::: Provided data :::

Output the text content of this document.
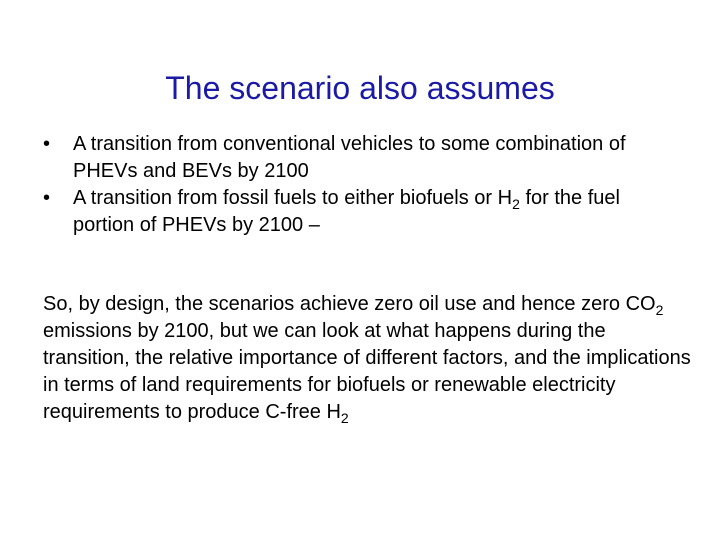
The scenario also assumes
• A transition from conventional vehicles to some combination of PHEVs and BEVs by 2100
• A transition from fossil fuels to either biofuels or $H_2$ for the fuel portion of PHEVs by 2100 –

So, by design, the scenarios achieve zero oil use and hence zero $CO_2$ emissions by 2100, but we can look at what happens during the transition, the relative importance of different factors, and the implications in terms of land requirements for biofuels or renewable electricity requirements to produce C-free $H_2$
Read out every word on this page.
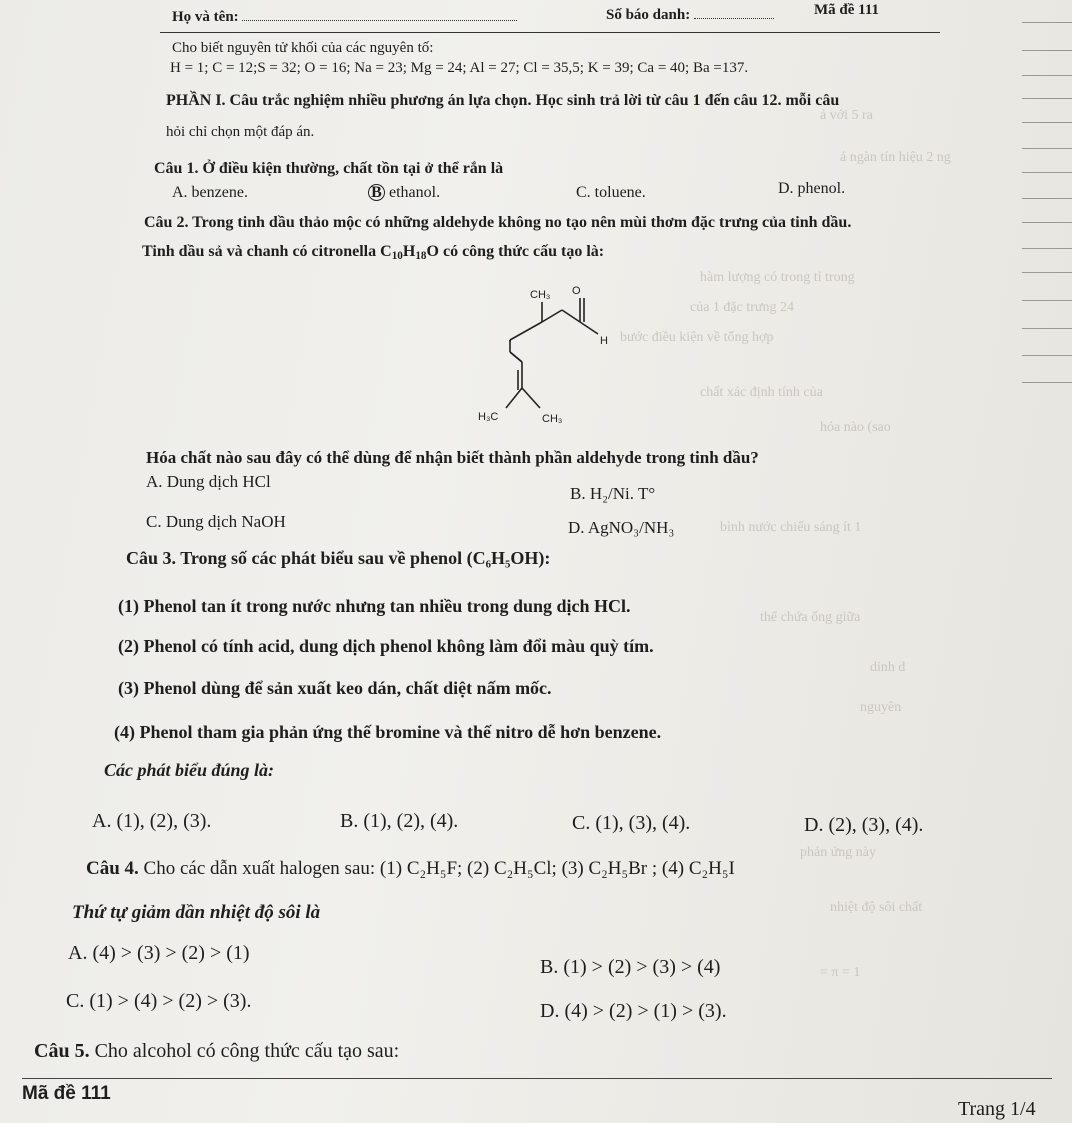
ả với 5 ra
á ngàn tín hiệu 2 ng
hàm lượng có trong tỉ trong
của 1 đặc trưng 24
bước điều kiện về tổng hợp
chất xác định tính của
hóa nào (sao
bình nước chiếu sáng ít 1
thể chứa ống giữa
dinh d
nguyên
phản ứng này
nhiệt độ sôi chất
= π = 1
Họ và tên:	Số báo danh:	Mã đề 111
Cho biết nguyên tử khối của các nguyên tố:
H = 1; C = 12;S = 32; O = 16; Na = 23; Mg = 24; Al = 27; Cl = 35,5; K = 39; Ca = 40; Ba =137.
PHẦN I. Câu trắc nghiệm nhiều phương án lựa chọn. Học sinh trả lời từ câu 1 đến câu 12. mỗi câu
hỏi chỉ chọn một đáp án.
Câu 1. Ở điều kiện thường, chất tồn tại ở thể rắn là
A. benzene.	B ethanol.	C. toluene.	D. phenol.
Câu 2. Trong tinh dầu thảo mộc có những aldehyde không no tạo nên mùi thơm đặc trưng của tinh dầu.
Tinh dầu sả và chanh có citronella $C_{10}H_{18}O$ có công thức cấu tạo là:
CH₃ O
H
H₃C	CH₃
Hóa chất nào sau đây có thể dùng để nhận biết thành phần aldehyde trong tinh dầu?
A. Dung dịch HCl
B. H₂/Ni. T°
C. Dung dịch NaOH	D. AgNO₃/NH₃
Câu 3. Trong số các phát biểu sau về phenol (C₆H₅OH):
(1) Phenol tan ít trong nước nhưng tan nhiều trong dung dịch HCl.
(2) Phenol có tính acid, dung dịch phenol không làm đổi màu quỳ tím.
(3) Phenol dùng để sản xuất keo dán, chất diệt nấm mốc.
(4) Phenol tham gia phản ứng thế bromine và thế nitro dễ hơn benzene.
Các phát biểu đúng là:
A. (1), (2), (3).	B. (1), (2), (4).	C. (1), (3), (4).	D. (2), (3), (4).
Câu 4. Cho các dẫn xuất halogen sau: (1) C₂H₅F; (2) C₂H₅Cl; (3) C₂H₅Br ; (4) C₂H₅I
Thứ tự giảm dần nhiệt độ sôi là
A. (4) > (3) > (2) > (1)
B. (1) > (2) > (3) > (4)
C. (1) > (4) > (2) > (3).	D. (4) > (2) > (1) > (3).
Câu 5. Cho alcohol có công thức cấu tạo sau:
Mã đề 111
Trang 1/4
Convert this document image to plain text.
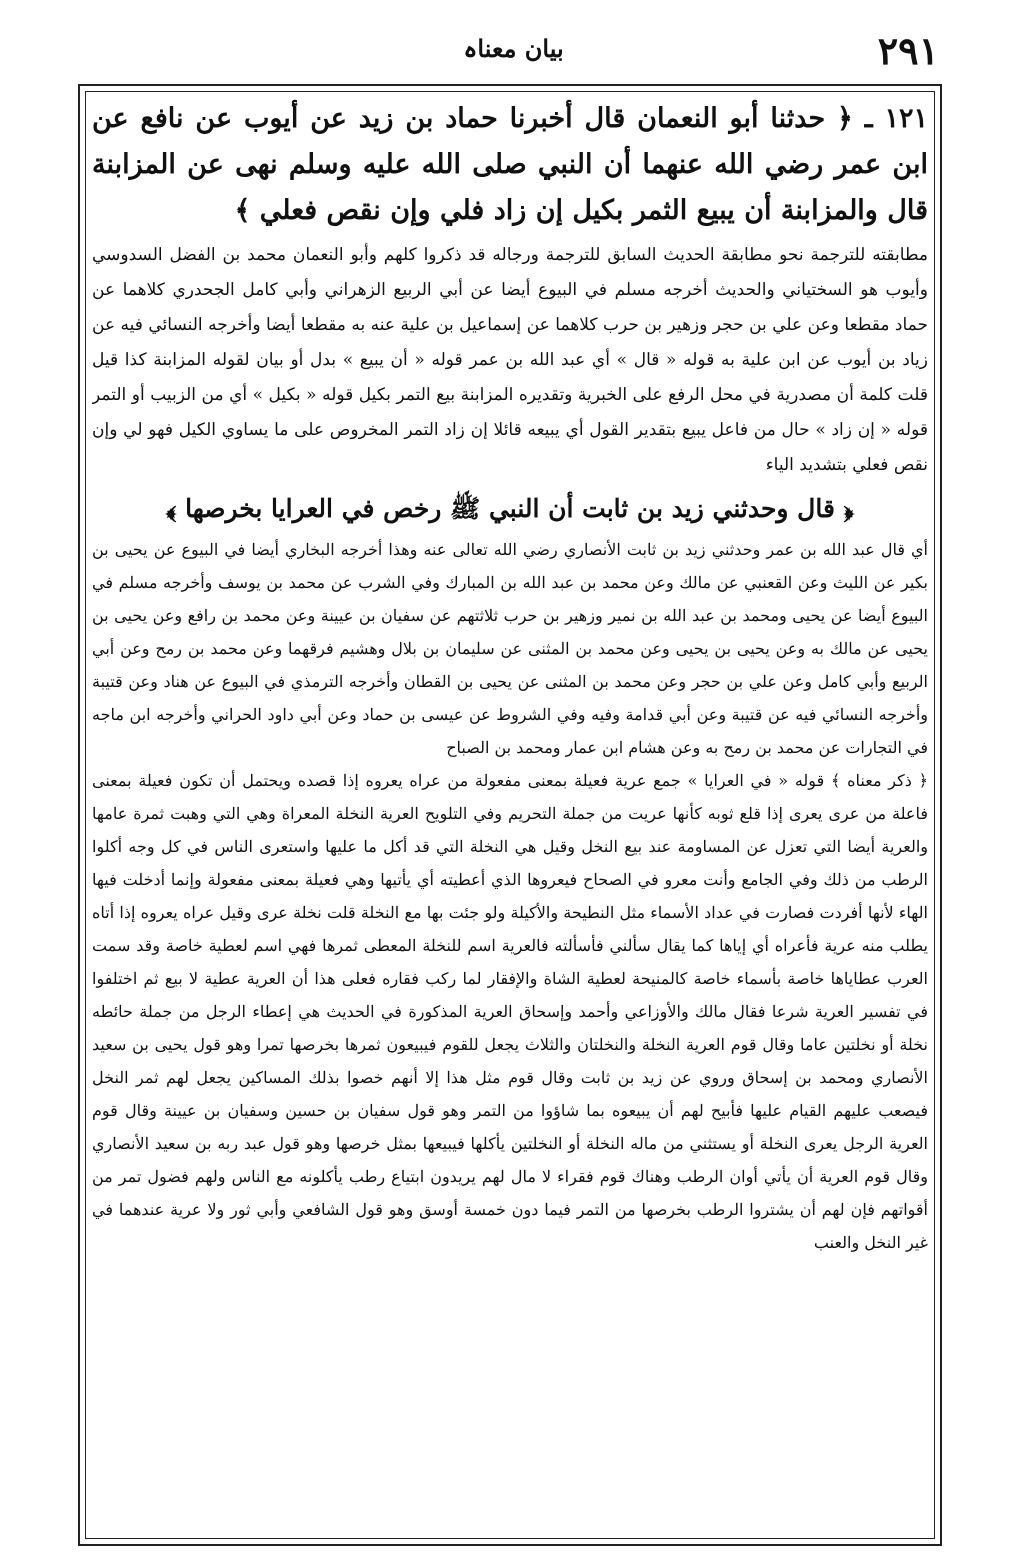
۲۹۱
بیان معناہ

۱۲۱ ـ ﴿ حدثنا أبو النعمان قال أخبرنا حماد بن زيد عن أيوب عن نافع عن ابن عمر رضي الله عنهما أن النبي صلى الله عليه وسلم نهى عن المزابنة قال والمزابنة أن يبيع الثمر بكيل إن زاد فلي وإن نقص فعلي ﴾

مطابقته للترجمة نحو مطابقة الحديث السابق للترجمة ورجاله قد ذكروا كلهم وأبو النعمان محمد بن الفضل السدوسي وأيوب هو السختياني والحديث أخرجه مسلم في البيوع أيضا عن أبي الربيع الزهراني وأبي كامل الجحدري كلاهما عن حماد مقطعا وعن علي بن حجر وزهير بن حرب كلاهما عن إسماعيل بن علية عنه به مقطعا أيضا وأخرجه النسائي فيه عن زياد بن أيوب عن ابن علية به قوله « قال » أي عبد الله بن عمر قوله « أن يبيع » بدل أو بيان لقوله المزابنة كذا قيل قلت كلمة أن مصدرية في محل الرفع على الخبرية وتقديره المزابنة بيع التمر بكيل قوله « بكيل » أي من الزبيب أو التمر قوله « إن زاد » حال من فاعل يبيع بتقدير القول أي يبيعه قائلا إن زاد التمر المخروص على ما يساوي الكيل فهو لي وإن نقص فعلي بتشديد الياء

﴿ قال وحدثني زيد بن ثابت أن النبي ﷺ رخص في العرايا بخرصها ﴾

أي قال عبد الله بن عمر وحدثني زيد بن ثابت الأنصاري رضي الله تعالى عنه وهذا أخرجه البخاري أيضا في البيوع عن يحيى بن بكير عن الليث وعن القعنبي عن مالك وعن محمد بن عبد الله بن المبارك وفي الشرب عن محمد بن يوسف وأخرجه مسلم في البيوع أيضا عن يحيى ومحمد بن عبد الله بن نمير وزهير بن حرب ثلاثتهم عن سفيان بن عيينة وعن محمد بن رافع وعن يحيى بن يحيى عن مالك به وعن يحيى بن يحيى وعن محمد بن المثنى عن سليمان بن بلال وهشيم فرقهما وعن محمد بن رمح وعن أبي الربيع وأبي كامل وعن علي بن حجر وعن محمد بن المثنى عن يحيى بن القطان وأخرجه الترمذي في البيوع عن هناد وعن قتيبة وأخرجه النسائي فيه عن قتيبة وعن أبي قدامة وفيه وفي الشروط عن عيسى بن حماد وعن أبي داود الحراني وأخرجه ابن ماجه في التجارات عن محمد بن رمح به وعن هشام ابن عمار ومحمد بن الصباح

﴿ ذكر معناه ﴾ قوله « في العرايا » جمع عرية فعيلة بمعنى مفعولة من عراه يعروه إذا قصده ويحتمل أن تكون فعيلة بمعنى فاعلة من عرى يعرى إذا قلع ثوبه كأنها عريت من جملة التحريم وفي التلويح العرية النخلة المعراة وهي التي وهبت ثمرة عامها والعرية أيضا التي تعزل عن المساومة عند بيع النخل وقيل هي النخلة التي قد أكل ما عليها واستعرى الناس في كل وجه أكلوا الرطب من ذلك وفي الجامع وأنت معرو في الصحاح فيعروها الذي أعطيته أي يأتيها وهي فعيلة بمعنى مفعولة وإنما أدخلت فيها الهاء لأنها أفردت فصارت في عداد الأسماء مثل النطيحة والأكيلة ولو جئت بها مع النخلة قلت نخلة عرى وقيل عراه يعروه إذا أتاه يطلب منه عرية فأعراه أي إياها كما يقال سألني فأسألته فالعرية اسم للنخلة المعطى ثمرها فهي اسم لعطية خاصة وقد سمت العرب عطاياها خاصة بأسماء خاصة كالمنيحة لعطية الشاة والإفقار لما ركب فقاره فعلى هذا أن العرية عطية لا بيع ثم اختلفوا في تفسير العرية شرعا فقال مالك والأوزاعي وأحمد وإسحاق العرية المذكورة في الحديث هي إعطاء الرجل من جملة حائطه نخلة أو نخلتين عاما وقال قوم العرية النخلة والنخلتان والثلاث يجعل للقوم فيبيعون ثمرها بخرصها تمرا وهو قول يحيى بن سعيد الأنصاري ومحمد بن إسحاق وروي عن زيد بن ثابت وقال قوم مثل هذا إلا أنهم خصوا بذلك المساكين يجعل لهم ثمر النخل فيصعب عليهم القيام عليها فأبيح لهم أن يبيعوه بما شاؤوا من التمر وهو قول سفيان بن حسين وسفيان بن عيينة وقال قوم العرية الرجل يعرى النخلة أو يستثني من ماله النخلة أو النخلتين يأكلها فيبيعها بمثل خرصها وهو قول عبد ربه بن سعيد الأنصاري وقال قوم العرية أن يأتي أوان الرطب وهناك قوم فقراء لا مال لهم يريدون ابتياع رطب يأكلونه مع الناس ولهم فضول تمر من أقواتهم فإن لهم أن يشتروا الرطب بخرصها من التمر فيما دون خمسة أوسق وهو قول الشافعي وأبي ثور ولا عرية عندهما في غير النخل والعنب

:::

__Short task__. Output a faithful copy of the data, with each picture left out.

__Exercise answer__.
Output the text content of this document.
The scenario also assumes
• A transition from conventional vehicles to some combination of PHEVs and BEVs by 2100
• A transition from fossil fuels to either biofuels or $H_2$ for the fuel portion of PHEVs by 2100 –

So, by design, the scenarios achieve zero oil use and hence zero $CO_2$ emissions by 2100, but we can look at what happens during the transition, the relative importance of different factors, and the implications in terms of land requirements for biofuels or renewable electricity requirements to produce C-free $H_2$
Read out every word on this page.
ả với 5 ra
á ngàn tín hiệu 2 ng
hàm lượng có trong tỉ trong
của 1 đặc trưng 24
bước điều kiện về tổng hợp
chất xác định tính của
hóa nào (sao
bình nước chiếu sáng ít 1
thể chứa ống giữa
dinh d
nguyên
phản ứng này
nhiệt độ sôi chất
= π = 1
Họ và tên:	Số báo danh:	Mã đề 111
Cho biết nguyên tử khối của các nguyên tố:
H = 1; C = 12;S = 32; O = 16; Na = 23; Mg = 24; Al = 27; Cl = 35,5; K = 39; Ca = 40; Ba =137.
PHẦN I. Câu trắc nghiệm nhiều phương án lựa chọn. Học sinh trả lời từ câu 1 đến câu 12. mỗi câu
hỏi chỉ chọn một đáp án.
Câu 1. Ở điều kiện thường, chất tồn tại ở thể rắn là
A. benzene.	B ethanol.	C. toluene.	D. phenol.
Câu 2. Trong tinh dầu thảo mộc có những aldehyde không no tạo nên mùi thơm đặc trưng của tinh dầu.
Tinh dầu sả và chanh có citronella $C_{10}H_{18}O$ có công thức cấu tạo là:
CH₃ O
H
H₃C	CH₃
Hóa chất nào sau đây có thể dùng để nhận biết thành phần aldehyde trong tinh dầu?
A. Dung dịch HCl
B. H₂/Ni. T°
C. Dung dịch NaOH	D. AgNO₃/NH₃
Câu 3. Trong số các phát biểu sau về phenol (C₆H₅OH):
(1) Phenol tan ít trong nước nhưng tan nhiều trong dung dịch HCl.
(2) Phenol có tính acid, dung dịch phenol không làm đổi màu quỳ tím.
(3) Phenol dùng để sản xuất keo dán, chất diệt nấm mốc.
(4) Phenol tham gia phản ứng thế bromine và thế nitro dễ hơn benzene.
Các phát biểu đúng là:
A. (1), (2), (3).	B. (1), (2), (4).	C. (1), (3), (4).	D. (2), (3), (4).
Câu 4. Cho các dẫn xuất halogen sau: (1) C₂H₅F; (2) C₂H₅Cl; (3) C₂H₅Br ; (4) C₂H₅I
Thứ tự giảm dần nhiệt độ sôi là
A. (4) > (3) > (2) > (1)
B. (1) > (2) > (3) > (4)
C. (1) > (4) > (2) > (3).	D. (4) > (2) > (1) > (3).
Câu 5. Cho alcohol có công thức cấu tạo sau:
Mã đề 111
Trang 1/4
Convert this document image to plain text.
۲۹۱
بیان معناہ

۱۲۱ ـ ﴿ حدثنا أبو النعمان قال أخبرنا حماد بن زيد عن أيوب عن نافع عن ابن عمر رضي الله عنهما أن النبي صلى الله عليه وسلم نهى عن المزابنة قال والمزابنة أن يبيع الثمر بكيل إن زاد فلي وإن نقص فعلي ﴾

مطابقته للترجمة نحو مطابقة الحديث السابق للترجمة ورجاله قد ذكروا كلهم وأبو النعمان محمد بن الفضل السدوسي وأيوب هو السختياني والحديث أخرجه مسلم في البيوع أيضا عن أبي الربيع الزهراني وأبي كامل الجحدري كلاهما عن حماد مقطعا وعن علي بن حجر وزهير بن حرب كلاهما عن إسماعيل بن علية عنه به مقطعا أيضا وأخرجه النسائي فيه عن زياد بن أيوب عن ابن علية به قوله « قال » أي عبد الله بن عمر قوله « أن يبيع » بدل أو بيان لقوله المزابنة كذا قيل قلت كلمة أن مصدرية في محل الرفع على الخبرية وتقديره المزابنة بيع التمر بكيل قوله « بكيل » أي من الزبيب أو التمر قوله « إن زاد » حال من فاعل يبيع بتقدير القول أي يبيعه قائلا إن زاد التمر المخروص على ما يساوي الكيل فهو لي وإن نقص فعلي بتشديد الياء

﴿ قال وحدثني زيد بن ثابت أن النبي ﷺ رخص في العرايا بخرصها ﴾

أي قال عبد الله بن عمر وحدثني زيد بن ثابت الأنصاري رضي الله تعالى عنه وهذا أخرجه البخاري أيضا في البيوع عن يحيى بن بكير عن الليث وعن القعنبي عن مالك وعن محمد بن عبد الله بن المبارك وفي الشرب عن محمد بن يوسف وأخرجه مسلم في البيوع أيضا عن يحيى ومحمد بن عبد الله بن نمير وزهير بن حرب ثلاثتهم عن سفيان بن عيينة وعن محمد بن رافع وعن يحيى بن يحيى عن مالك به وعن يحيى بن يحيى وعن محمد بن المثنى عن سليمان بن بلال وهشيم فرقهما وعن محمد بن رمح وعن أبي الربيع وأبي كامل وعن علي بن حجر وعن محمد بن المثنى عن يحيى بن القطان وأخرجه الترمذي في البيوع عن هناد وعن قتيبة وأخرجه النسائي فيه عن قتيبة وعن أبي قدامة وفيه وفي الشروط عن عيسى بن حماد وعن أبي داود الحراني وأخرجه ابن ماجه في التجارات عن محمد بن رمح به وعن هشام ابن عمار ومحمد بن الصباح

﴿ ذكر معناه ﴾ قوله « في العرايا » جمع عرية فعيلة بمعنى مفعولة من عراه يعروه إذا قصده ويحتمل أن تكون فعيلة بمعنى فاعلة من عرى يعرى إذا قلع ثوبه كأنها عريت من جملة التحريم وفي التلويح العرية النخلة المعراة وهي التي وهبت ثمرة عامها والعرية أيضا التي تعزل عن المساومة عند بيع النخل وقيل هي النخلة التي قد أكل ما عليها واستعرى الناس في كل وجه أكلوا الرطب من ذلك وفي الجامع وأنت معرو في الصحاح فيعروها الذي أعطيته أي يأتيها وهي فعيلة بمعنى مفعولة وإنما أدخلت فيها الهاء لأنها أفردت فصارت في عداد الأسماء مثل النطيحة والأكيلة ولو جئت بها مع النخلة قلت نخلة عرى وقيل عراه يعروه إذا أتاه يطلب منه عرية فأعراه أي إياها كما يقال سألني فأسألته فالعرية اسم للنخلة المعطى ثمرها فهي اسم لعطية خاصة وقد سمت العرب عطاياها خاصة بأسماء خاصة كالمنيحة لعطية الشاة والإفقار لما ركب فقاره فعلى هذا أن العرية عطية لا بيع ثم اختلفوا في تفسير العرية شرعا فقال مالك والأوزاعي وأحمد وإسحاق العرية المذكورة في الحديث هي إعطاء الرجل من جملة حائطه نخلة أو نخلتين عاما وقال قوم العرية النخلة والنخلتان والثلاث يجعل للقوم فيبيعون ثمرها بخرصها تمرا وهو قول يحيى بن سعيد الأنصاري ومحمد بن إسحاق وروي عن زيد بن ثابت وقال قوم مثل هذا إلا أنهم خصوا بذلك المساكين يجعل لهم ثمر النخل فيصعب عليهم القيام عليها فأبيح لهم أن يبيعوه بما شاؤوا من التمر وهو قول سفيان بن حسين وسفيان بن عيينة وقال قوم العرية الرجل يعرى النخلة أو يستثني من ماله النخلة أو النخلتين يأكلها فيبيعها بمثل خرصها وهو قول عبد ربه بن سعيد الأنصاري وقال قوم العرية أن يأتي أوان الرطب وهناك قوم فقراء لا مال لهم يريدون ابتياع رطب يأكلونه مع الناس ولهم فضول تمر من أقواتهم فإن لهم أن يشتروا الرطب بخرصها من التمر فيما دون خمسة أوسق وهو قول الشافعي وأبي ثور ولا عرية عندهما في غير النخل والعنب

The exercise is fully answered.